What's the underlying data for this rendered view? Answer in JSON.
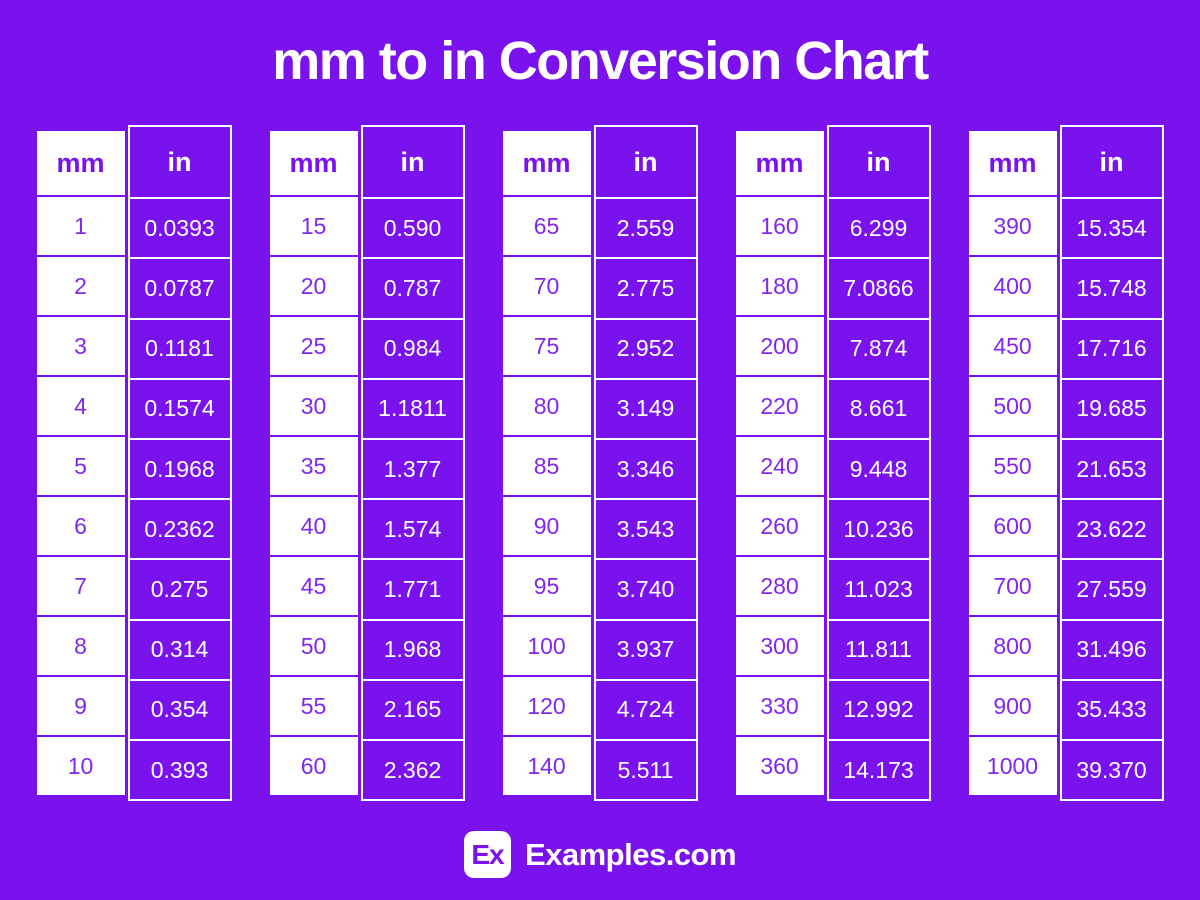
{
  "title": "mm to in Conversion Chart",
  "footer": {
    "logo_text": "Ex",
    "site_name": "Examples.com"
  },
  "colors": {
    "background": "#7A12EE",
    "cell_white": "#FFFFFF",
    "mm_value_text": "#8227EC",
    "in_value_text": "#FFFFFF"
  },
  "chart_data": {
    "type": "table",
    "title": "mm to in Conversion Chart",
    "columns": [
      "mm",
      "in"
    ],
    "layout": "5 side-by-side two-column tables, mm column white with purple text, in column purple with white text and white borders",
    "sections": [
      [
        [
          "1",
          "0.0393"
        ],
        [
          "2",
          "0.0787"
        ],
        [
          "3",
          "0.1181"
        ],
        [
          "4",
          "0.1574"
        ],
        [
          "5",
          "0.1968"
        ],
        [
          "6",
          "0.2362"
        ],
        [
          "7",
          "0.275"
        ],
        [
          "8",
          "0.314"
        ],
        [
          "9",
          "0.354"
        ],
        [
          "10",
          "0.393"
        ]
      ],
      [
        [
          "15",
          "0.590"
        ],
        [
          "20",
          "0.787"
        ],
        [
          "25",
          "0.984"
        ],
        [
          "30",
          "1.1811"
        ],
        [
          "35",
          "1.377"
        ],
        [
          "40",
          "1.574"
        ],
        [
          "45",
          "1.771"
        ],
        [
          "50",
          "1.968"
        ],
        [
          "55",
          "2.165"
        ],
        [
          "60",
          "2.362"
        ]
      ],
      [
        [
          "65",
          "2.559"
        ],
        [
          "70",
          "2.775"
        ],
        [
          "75",
          "2.952"
        ],
        [
          "80",
          "3.149"
        ],
        [
          "85",
          "3.346"
        ],
        [
          "90",
          "3.543"
        ],
        [
          "95",
          "3.740"
        ],
        [
          "100",
          "3.937"
        ],
        [
          "120",
          "4.724"
        ],
        [
          "140",
          "5.511"
        ]
      ],
      [
        [
          "160",
          "6.299"
        ],
        [
          "180",
          "7.0866"
        ],
        [
          "200",
          "7.874"
        ],
        [
          "220",
          "8.661"
        ],
        [
          "240",
          "9.448"
        ],
        [
          "260",
          "10.236"
        ],
        [
          "280",
          "11.023"
        ],
        [
          "300",
          "11.811"
        ],
        [
          "330",
          "12.992"
        ],
        [
          "360",
          "14.173"
        ]
      ],
      [
        [
          "390",
          "15.354"
        ],
        [
          "400",
          "15.748"
        ],
        [
          "450",
          "17.716"
        ],
        [
          "500",
          "19.685"
        ],
        [
          "550",
          "21.653"
        ],
        [
          "600",
          "23.622"
        ],
        [
          "700",
          "27.559"
        ],
        [
          "800",
          "31.496"
        ],
        [
          "900",
          "35.433"
        ],
        [
          "1000",
          "39.370"
        ]
      ]
    ]
  }
}
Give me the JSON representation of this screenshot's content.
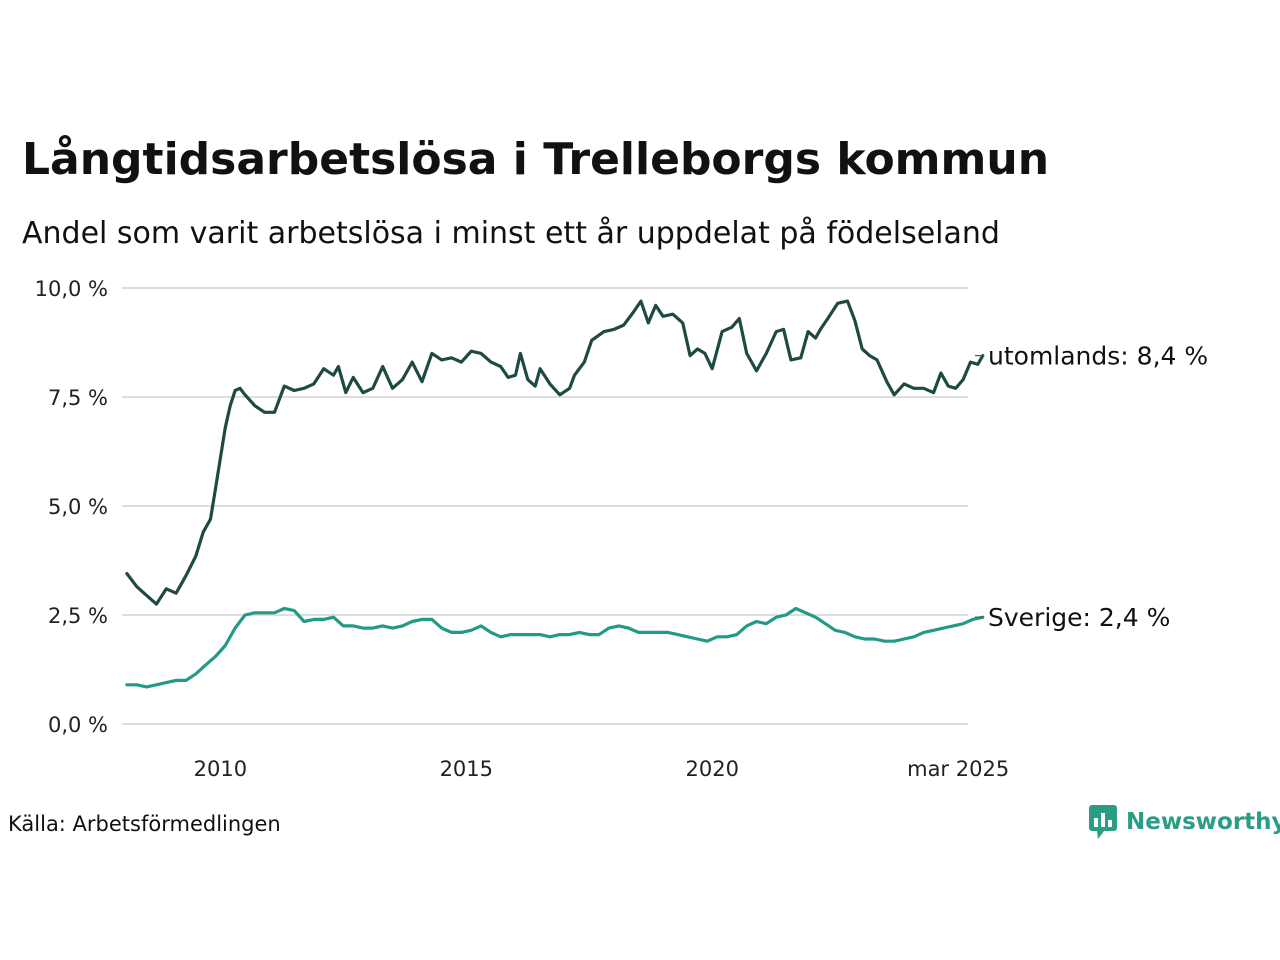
{
  "title": "Långtidsarbetslösa i Trelleborgs kommun",
  "subtitle": "Andel som varit arbetslösa i minst ett år uppdelat på födelseland",
  "source": "Källa: Arbetsförmedlingen",
  "brand": {
    "name": "Newsworthy",
    "icon": "newsworthy-logo-icon",
    "color": "#2a9d86"
  },
  "chart_data": {
    "type": "line",
    "x_unit": "year",
    "xlim": [
      2008.0,
      2025.2
    ],
    "ylim": [
      0,
      10
    ],
    "y_ticks": [
      {
        "value": 0,
        "label": "0,0 %"
      },
      {
        "value": 2.5,
        "label": "2,5 %"
      },
      {
        "value": 5,
        "label": "5,0 %"
      },
      {
        "value": 7.5,
        "label": "7,5 %"
      },
      {
        "value": 10,
        "label": "10,0 %"
      }
    ],
    "x_ticks": [
      {
        "value": 2010,
        "label": "2010"
      },
      {
        "value": 2015,
        "label": "2015"
      },
      {
        "value": 2020,
        "label": "2020"
      },
      {
        "value": 2025,
        "label": "mar 2025"
      }
    ],
    "grid": "horizontal",
    "series": [
      {
        "name": "utomlands",
        "end_label": "utomlands: 8,4 %",
        "color": "#1f4a44",
        "points": [
          [
            2008.1,
            3.45
          ],
          [
            2008.3,
            3.15
          ],
          [
            2008.5,
            2.95
          ],
          [
            2008.7,
            2.75
          ],
          [
            2008.9,
            3.1
          ],
          [
            2009.1,
            3.0
          ],
          [
            2009.3,
            3.4
          ],
          [
            2009.5,
            3.85
          ],
          [
            2009.65,
            4.4
          ],
          [
            2009.8,
            4.7
          ],
          [
            2009.9,
            5.4
          ],
          [
            2010.0,
            6.1
          ],
          [
            2010.1,
            6.8
          ],
          [
            2010.2,
            7.3
          ],
          [
            2010.3,
            7.65
          ],
          [
            2010.4,
            7.7
          ],
          [
            2010.5,
            7.55
          ],
          [
            2010.7,
            7.3
          ],
          [
            2010.9,
            7.15
          ],
          [
            2011.1,
            7.15
          ],
          [
            2011.3,
            7.75
          ],
          [
            2011.5,
            7.65
          ],
          [
            2011.7,
            7.7
          ],
          [
            2011.9,
            7.8
          ],
          [
            2012.1,
            8.15
          ],
          [
            2012.3,
            8.0
          ],
          [
            2012.4,
            8.2
          ],
          [
            2012.55,
            7.6
          ],
          [
            2012.7,
            7.95
          ],
          [
            2012.9,
            7.6
          ],
          [
            2013.1,
            7.7
          ],
          [
            2013.3,
            8.2
          ],
          [
            2013.5,
            7.7
          ],
          [
            2013.7,
            7.9
          ],
          [
            2013.9,
            8.3
          ],
          [
            2014.1,
            7.85
          ],
          [
            2014.3,
            8.5
          ],
          [
            2014.5,
            8.35
          ],
          [
            2014.7,
            8.4
          ],
          [
            2014.9,
            8.3
          ],
          [
            2015.1,
            8.55
          ],
          [
            2015.3,
            8.5
          ],
          [
            2015.5,
            8.3
          ],
          [
            2015.7,
            8.2
          ],
          [
            2015.85,
            7.95
          ],
          [
            2016.0,
            8.0
          ],
          [
            2016.1,
            8.5
          ],
          [
            2016.25,
            7.9
          ],
          [
            2016.4,
            7.75
          ],
          [
            2016.5,
            8.15
          ],
          [
            2016.7,
            7.8
          ],
          [
            2016.9,
            7.55
          ],
          [
            2017.1,
            7.7
          ],
          [
            2017.2,
            8.0
          ],
          [
            2017.4,
            8.3
          ],
          [
            2017.55,
            8.8
          ],
          [
            2017.8,
            9.0
          ],
          [
            2018.0,
            9.05
          ],
          [
            2018.2,
            9.15
          ],
          [
            2018.4,
            9.45
          ],
          [
            2018.55,
            9.7
          ],
          [
            2018.7,
            9.2
          ],
          [
            2018.85,
            9.6
          ],
          [
            2019.0,
            9.35
          ],
          [
            2019.2,
            9.4
          ],
          [
            2019.4,
            9.2
          ],
          [
            2019.55,
            8.45
          ],
          [
            2019.7,
            8.6
          ],
          [
            2019.85,
            8.5
          ],
          [
            2020.0,
            8.15
          ],
          [
            2020.2,
            9.0
          ],
          [
            2020.4,
            9.1
          ],
          [
            2020.55,
            9.3
          ],
          [
            2020.7,
            8.5
          ],
          [
            2020.9,
            8.1
          ],
          [
            2021.1,
            8.5
          ],
          [
            2021.3,
            9.0
          ],
          [
            2021.45,
            9.05
          ],
          [
            2021.6,
            8.35
          ],
          [
            2021.8,
            8.4
          ],
          [
            2021.95,
            9.0
          ],
          [
            2022.1,
            8.85
          ],
          [
            2022.2,
            9.05
          ],
          [
            2022.35,
            9.3
          ],
          [
            2022.55,
            9.65
          ],
          [
            2022.75,
            9.7
          ],
          [
            2022.9,
            9.25
          ],
          [
            2023.05,
            8.6
          ],
          [
            2023.2,
            8.45
          ],
          [
            2023.35,
            8.35
          ],
          [
            2023.55,
            7.85
          ],
          [
            2023.7,
            7.55
          ],
          [
            2023.9,
            7.8
          ],
          [
            2024.1,
            7.7
          ],
          [
            2024.3,
            7.7
          ],
          [
            2024.5,
            7.6
          ],
          [
            2024.65,
            8.05
          ],
          [
            2024.8,
            7.75
          ],
          [
            2024.95,
            7.7
          ],
          [
            2025.1,
            7.9
          ],
          [
            2025.25,
            8.3
          ],
          [
            2025.4,
            8.25
          ],
          [
            2025.5,
            8.45
          ]
        ]
      },
      {
        "name": "Sverige",
        "end_label": "Sverige: 2,4 %",
        "color": "#239a86",
        "points": [
          [
            2008.1,
            0.9
          ],
          [
            2008.3,
            0.9
          ],
          [
            2008.5,
            0.85
          ],
          [
            2008.7,
            0.9
          ],
          [
            2008.9,
            0.95
          ],
          [
            2009.1,
            1.0
          ],
          [
            2009.3,
            1.0
          ],
          [
            2009.5,
            1.15
          ],
          [
            2009.7,
            1.35
          ],
          [
            2009.9,
            1.55
          ],
          [
            2010.1,
            1.8
          ],
          [
            2010.3,
            2.2
          ],
          [
            2010.5,
            2.5
          ],
          [
            2010.7,
            2.55
          ],
          [
            2010.9,
            2.55
          ],
          [
            2011.1,
            2.55
          ],
          [
            2011.3,
            2.65
          ],
          [
            2011.5,
            2.6
          ],
          [
            2011.7,
            2.35
          ],
          [
            2011.9,
            2.4
          ],
          [
            2012.1,
            2.4
          ],
          [
            2012.3,
            2.45
          ],
          [
            2012.5,
            2.25
          ],
          [
            2012.7,
            2.25
          ],
          [
            2012.9,
            2.2
          ],
          [
            2013.1,
            2.2
          ],
          [
            2013.3,
            2.25
          ],
          [
            2013.5,
            2.2
          ],
          [
            2013.7,
            2.25
          ],
          [
            2013.9,
            2.35
          ],
          [
            2014.1,
            2.4
          ],
          [
            2014.3,
            2.4
          ],
          [
            2014.5,
            2.2
          ],
          [
            2014.7,
            2.1
          ],
          [
            2014.9,
            2.1
          ],
          [
            2015.1,
            2.15
          ],
          [
            2015.3,
            2.25
          ],
          [
            2015.5,
            2.1
          ],
          [
            2015.7,
            2.0
          ],
          [
            2015.9,
            2.05
          ],
          [
            2016.1,
            2.05
          ],
          [
            2016.3,
            2.05
          ],
          [
            2016.5,
            2.05
          ],
          [
            2016.7,
            2.0
          ],
          [
            2016.9,
            2.05
          ],
          [
            2017.1,
            2.05
          ],
          [
            2017.3,
            2.1
          ],
          [
            2017.5,
            2.05
          ],
          [
            2017.7,
            2.05
          ],
          [
            2017.9,
            2.2
          ],
          [
            2018.1,
            2.25
          ],
          [
            2018.3,
            2.2
          ],
          [
            2018.5,
            2.1
          ],
          [
            2018.7,
            2.1
          ],
          [
            2018.9,
            2.1
          ],
          [
            2019.1,
            2.1
          ],
          [
            2019.3,
            2.05
          ],
          [
            2019.5,
            2.0
          ],
          [
            2019.7,
            1.95
          ],
          [
            2019.9,
            1.9
          ],
          [
            2020.1,
            2.0
          ],
          [
            2020.3,
            2.0
          ],
          [
            2020.5,
            2.05
          ],
          [
            2020.7,
            2.25
          ],
          [
            2020.9,
            2.35
          ],
          [
            2021.1,
            2.3
          ],
          [
            2021.3,
            2.45
          ],
          [
            2021.5,
            2.5
          ],
          [
            2021.7,
            2.65
          ],
          [
            2021.9,
            2.55
          ],
          [
            2022.1,
            2.45
          ],
          [
            2022.3,
            2.3
          ],
          [
            2022.5,
            2.15
          ],
          [
            2022.7,
            2.1
          ],
          [
            2022.9,
            2.0
          ],
          [
            2023.1,
            1.95
          ],
          [
            2023.3,
            1.95
          ],
          [
            2023.5,
            1.9
          ],
          [
            2023.7,
            1.9
          ],
          [
            2023.9,
            1.95
          ],
          [
            2024.1,
            2.0
          ],
          [
            2024.3,
            2.1
          ],
          [
            2024.5,
            2.15
          ],
          [
            2024.7,
            2.2
          ],
          [
            2024.9,
            2.25
          ],
          [
            2025.1,
            2.3
          ],
          [
            2025.3,
            2.4
          ],
          [
            2025.5,
            2.45
          ]
        ]
      }
    ]
  }
}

● **Instructions for the task**: Lines that include the word "this" are to be extracted from the data above.

● **Answer to the problem**:
What's the underlying data for this rendered view? Answer in JSON.
Give me the JSON representation of this screenshot's content.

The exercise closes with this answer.